Exercise task :: Only the lines from the one containing "Type out the text in this image." through the end of the data below should be copied, each exactly as written and with both ends kept.
═══ Supplied records
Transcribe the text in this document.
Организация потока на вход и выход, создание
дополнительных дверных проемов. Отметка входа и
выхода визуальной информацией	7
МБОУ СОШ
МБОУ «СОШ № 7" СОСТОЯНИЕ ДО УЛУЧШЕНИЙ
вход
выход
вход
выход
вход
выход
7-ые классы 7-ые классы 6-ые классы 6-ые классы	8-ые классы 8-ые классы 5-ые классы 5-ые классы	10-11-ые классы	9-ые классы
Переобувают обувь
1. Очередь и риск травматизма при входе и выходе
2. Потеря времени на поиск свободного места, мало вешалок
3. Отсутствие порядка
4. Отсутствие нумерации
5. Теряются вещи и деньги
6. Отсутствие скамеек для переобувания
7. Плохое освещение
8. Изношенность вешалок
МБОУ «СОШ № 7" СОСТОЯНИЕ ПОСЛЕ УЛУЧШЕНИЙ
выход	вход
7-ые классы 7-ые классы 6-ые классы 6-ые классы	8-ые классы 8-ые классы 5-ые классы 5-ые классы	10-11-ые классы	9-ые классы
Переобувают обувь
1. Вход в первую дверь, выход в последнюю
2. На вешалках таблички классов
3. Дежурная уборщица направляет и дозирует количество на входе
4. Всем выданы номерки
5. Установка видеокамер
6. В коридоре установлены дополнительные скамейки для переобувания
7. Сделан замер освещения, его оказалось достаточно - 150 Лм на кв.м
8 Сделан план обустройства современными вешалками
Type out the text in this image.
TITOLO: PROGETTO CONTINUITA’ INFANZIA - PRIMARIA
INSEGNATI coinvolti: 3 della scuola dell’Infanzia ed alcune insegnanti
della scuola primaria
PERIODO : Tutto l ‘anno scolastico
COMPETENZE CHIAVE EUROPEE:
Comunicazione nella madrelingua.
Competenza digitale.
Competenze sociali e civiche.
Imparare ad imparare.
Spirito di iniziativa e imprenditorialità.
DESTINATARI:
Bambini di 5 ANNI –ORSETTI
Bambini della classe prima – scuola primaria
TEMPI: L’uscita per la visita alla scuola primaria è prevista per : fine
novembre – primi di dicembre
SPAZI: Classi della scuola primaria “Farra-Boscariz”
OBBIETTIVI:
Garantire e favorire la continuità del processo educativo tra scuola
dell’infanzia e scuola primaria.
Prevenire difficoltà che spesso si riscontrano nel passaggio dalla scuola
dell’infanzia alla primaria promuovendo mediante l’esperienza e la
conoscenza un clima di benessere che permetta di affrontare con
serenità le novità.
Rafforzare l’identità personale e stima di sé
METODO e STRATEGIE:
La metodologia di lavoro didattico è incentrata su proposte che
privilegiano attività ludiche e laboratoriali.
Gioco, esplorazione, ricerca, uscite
══════
Task answer ::
Type out the text in this image.
TITOLO: PROGETTO CONTINUITA’ INFANZIA - PRIMARIA
INSEGNATI coinvolti: 3 della scuola dell’Infanzia ed alcune insegnanti
della scuola primaria
PERIODO : Tutto l ‘anno scolastico
COMPETENZE CHIAVE EUROPEE:
Comunicazione nella madrelingua.
Competenza digitale.
Competenze sociali e civiche.
Imparare ad imparare.
Spirito di iniziativa e imprenditorialità.
DESTINATARI:
Bambini di 5 ANNI –ORSETTI
Bambini della classe prima – scuola primaria
TEMPI: L’uscita per la visita alla scuola primaria è prevista per : fine
novembre – primi di dicembre
SPAZI: Classi della scuola primaria “Farra-Boscariz”
OBBIETTIVI:
Garantire e favorire la continuità del processo educativo tra scuola
dell’infanzia e scuola primaria.
Prevenire difficoltà che spesso si riscontrano nel passaggio dalla scuola
dell’infanzia alla primaria promuovendo mediante l’esperienza e la
conoscenza un clima di benessere che permetta di affrontare con
serenità le novità.
Rafforzare l’identità personale e stima di sé
METODO e STRATEGIE:
La metodologia di lavoro didattico è incentrata su proposte che
privilegiano attività ludiche e laboratoriali.
Gioco, esplorazione, ricerca, uscite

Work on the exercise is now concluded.